**ENTRIES SUPPLIED**
******
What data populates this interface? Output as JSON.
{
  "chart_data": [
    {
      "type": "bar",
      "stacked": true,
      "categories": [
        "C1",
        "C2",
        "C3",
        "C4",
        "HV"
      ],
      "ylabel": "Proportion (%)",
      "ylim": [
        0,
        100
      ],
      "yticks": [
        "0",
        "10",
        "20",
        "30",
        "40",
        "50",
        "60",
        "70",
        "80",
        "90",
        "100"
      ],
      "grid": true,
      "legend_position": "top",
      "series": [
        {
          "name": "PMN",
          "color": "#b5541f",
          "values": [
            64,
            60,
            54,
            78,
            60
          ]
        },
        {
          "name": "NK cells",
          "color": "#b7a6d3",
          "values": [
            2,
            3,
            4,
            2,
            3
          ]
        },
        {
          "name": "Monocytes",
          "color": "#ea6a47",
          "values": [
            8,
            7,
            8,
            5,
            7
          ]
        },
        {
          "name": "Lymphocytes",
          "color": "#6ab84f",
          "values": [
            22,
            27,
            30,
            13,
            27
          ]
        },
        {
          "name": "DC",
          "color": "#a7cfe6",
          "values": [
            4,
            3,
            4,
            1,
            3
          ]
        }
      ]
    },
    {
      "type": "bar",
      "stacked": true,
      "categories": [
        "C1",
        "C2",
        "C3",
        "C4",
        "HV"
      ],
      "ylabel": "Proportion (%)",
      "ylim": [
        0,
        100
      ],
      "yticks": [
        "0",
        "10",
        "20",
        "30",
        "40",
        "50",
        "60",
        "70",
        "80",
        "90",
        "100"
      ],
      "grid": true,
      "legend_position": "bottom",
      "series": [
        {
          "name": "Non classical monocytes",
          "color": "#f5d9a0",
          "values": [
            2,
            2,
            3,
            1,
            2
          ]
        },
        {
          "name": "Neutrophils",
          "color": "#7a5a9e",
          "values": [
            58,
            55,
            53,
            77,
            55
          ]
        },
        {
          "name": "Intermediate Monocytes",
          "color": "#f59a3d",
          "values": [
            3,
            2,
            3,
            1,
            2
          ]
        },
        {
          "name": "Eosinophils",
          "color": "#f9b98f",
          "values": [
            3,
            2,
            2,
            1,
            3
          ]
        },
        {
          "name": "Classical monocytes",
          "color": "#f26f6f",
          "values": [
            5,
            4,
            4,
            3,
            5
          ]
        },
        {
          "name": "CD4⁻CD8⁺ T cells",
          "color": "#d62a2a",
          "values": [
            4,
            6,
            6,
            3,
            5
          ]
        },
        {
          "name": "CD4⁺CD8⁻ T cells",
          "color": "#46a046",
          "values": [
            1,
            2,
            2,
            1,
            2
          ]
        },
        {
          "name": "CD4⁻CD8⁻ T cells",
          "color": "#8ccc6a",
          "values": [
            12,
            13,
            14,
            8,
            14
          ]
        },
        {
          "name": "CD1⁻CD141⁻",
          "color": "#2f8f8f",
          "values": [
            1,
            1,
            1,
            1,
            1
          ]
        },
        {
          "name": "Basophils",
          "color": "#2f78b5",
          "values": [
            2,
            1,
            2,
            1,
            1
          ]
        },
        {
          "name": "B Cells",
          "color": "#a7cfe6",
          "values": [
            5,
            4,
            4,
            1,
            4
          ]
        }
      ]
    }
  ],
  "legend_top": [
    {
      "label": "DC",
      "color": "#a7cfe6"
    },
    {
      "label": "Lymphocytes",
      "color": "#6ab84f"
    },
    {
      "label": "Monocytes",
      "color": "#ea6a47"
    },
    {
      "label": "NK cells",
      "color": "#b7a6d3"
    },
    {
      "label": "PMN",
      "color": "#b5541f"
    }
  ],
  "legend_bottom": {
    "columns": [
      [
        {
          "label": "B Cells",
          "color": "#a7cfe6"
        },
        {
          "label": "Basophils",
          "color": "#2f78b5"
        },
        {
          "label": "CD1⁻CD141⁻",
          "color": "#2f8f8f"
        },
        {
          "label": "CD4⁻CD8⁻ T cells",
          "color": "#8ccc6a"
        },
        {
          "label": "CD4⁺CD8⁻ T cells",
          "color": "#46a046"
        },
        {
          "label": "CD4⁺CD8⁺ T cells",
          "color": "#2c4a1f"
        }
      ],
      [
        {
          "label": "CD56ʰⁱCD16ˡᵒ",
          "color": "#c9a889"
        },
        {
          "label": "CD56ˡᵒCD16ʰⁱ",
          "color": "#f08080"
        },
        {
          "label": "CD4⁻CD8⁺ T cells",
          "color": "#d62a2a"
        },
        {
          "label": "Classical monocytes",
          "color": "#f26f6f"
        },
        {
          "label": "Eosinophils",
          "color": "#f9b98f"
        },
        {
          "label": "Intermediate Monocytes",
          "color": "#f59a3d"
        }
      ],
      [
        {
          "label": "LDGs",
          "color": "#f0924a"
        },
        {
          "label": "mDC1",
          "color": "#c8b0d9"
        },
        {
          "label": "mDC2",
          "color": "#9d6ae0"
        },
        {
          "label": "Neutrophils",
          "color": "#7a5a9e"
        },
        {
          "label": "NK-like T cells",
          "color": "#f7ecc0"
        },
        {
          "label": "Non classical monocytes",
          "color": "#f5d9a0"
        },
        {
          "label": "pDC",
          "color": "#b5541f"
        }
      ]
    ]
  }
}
******
**TASK ITEM**
Please output the full listing, keeping every character the same.

**EXERCISE RESULT**
What data populates this interface? Output as JSON.
{
  "chart_data": [
    {
      "type": "bar",
      "stacked": true,
      "categories": [
        "C1",
        "C2",
        "C3",
        "C4",
        "HV"
      ],
      "ylabel": "Proportion (%)",
      "ylim": [
        0,
        100
      ],
      "yticks": [
        "0",
        "10",
        "20",
        "30",
        "40",
        "50",
        "60",
        "70",
        "80",
        "90",
        "100"
      ],
      "grid": true,
      "legend_position": "top",
      "series": [
        {
          "name": "PMN",
          "color": "#b5541f",
          "values": [
            64,
            60,
            54,
            78,
            60
          ]
        },
        {
          "name": "NK cells",
          "color": "#b7a6d3",
          "values": [
            2,
            3,
            4,
            2,
            3
          ]
        },
        {
          "name": "Monocytes",
          "color": "#ea6a47",
          "values": [
            8,
            7,
            8,
            5,
            7
          ]
        },
        {
          "name": "Lymphocytes",
          "color": "#6ab84f",
          "values": [
            22,
            27,
            30,
            13,
            27
          ]
        },
        {
          "name": "DC",
          "color": "#a7cfe6",
          "values": [
            4,
            3,
            4,
            1,
            3
          ]
        }
      ]
    },
    {
      "type": "bar",
      "stacked": true,
      "categories": [
        "C1",
        "C2",
        "C3",
        "C4",
        "HV"
      ],
      "ylabel": "Proportion (%)",
      "ylim": [
        0,
        100
      ],
      "yticks": [
        "0",
        "10",
        "20",
        "30",
        "40",
        "50",
        "60",
        "70",
        "80",
        "90",
        "100"
      ],
      "grid": true,
      "legend_position": "bottom",
      "series": [
        {
          "name": "Non classical monocytes",
          "color": "#f5d9a0",
          "values": [
            2,
            2,
            3,
            1,
            2
          ]
        },
        {
          "name": "Neutrophils",
          "color": "#7a5a9e",
          "values": [
            58,
            55,
            53,
            77,
            55
          ]
        },
        {
          "name": "Intermediate Monocytes",
          "color": "#f59a3d",
          "values": [
            3,
            2,
            3,
            1,
            2
          ]
        },
        {
          "name": "Eosinophils",
          "color": "#f9b98f",
          "values": [
            3,
            2,
            2,
            1,
            3
          ]
        },
        {
          "name": "Classical monocytes",
          "color": "#f26f6f",
          "values": [
            5,
            4,
            4,
            3,
            5
          ]
        },
        {
          "name": "CD4⁻CD8⁺ T cells",
          "color": "#d62a2a",
          "values": [
            4,
            6,
            6,
            3,
            5
          ]
        },
        {
          "name": "CD4⁺CD8⁻ T cells",
          "color": "#46a046",
          "values": [
            1,
            2,
            2,
            1,
            2
          ]
        },
        {
          "name": "CD4⁻CD8⁻ T cells",
          "color": "#8ccc6a",
          "values": [
            12,
            13,
            14,
            8,
            14
          ]
        },
        {
          "name": "CD1⁻CD141⁻",
          "color": "#2f8f8f",
          "values": [
            1,
            1,
            1,
            1,
            1
          ]
        },
        {
          "name": "Basophils",
          "color": "#2f78b5",
          "values": [
            2,
            1,
            2,
            1,
            1
          ]
        },
        {
          "name": "B Cells",
          "color": "#a7cfe6",
          "values": [
            5,
            4,
            4,
            1,
            4
          ]
        }
      ]
    }
  ],
  "legend_top": [
    {
      "label": "DC",
      "color": "#a7cfe6"
    },
    {
      "label": "Lymphocytes",
      "color": "#6ab84f"
    },
    {
      "label": "Monocytes",
      "color": "#ea6a47"
    },
    {
      "label": "NK cells",
      "color": "#b7a6d3"
    },
    {
      "label": "PMN",
      "color": "#b5541f"
    }
  ],
  "legend_bottom": {
    "columns": [
      [
        {
          "label": "B Cells",
          "color": "#a7cfe6"
        },
        {
          "label": "Basophils",
          "color": "#2f78b5"
        },
        {
          "label": "CD1⁻CD141⁻",
          "color": "#2f8f8f"
        },
        {
          "label": "CD4⁻CD8⁻ T cells",
          "color": "#8ccc6a"
        },
        {
          "label": "CD4⁺CD8⁻ T cells",
          "color": "#46a046"
        },
        {
          "label": "CD4⁺CD8⁺ T cells",
          "color": "#2c4a1f"
        }
      ],
      [
        {
          "label": "CD56ʰⁱCD16ˡᵒ",
          "color": "#c9a889"
        },
        {
          "label": "CD56ˡᵒCD16ʰⁱ",
          "color": "#f08080"
        },
        {
          "label": "CD4⁻CD8⁺ T cells",
          "color": "#d62a2a"
        },
        {
          "label": "Classical monocytes",
          "color": "#f26f6f"
        },
        {
          "label": "Eosinophils",
          "color": "#f9b98f"
        },
        {
          "label": "Intermediate Monocytes",
          "color": "#f59a3d"
        }
      ],
      [
        {
          "label": "LDGs",
          "color": "#f0924a"
        },
        {
          "label": "mDC1",
          "color": "#c8b0d9"
        },
        {
          "label": "mDC2",
          "color": "#9d6ae0"
        },
        {
          "label": "Neutrophils",
          "color": "#7a5a9e"
        },
        {
          "label": "NK-like T cells",
          "color": "#f7ecc0"
        },
        {
          "label": "Non classical monocytes",
          "color": "#f5d9a0"
        },
        {
          "label": "pDC",
          "color": "#b5541f"
        }
      ]
    ]
  }
}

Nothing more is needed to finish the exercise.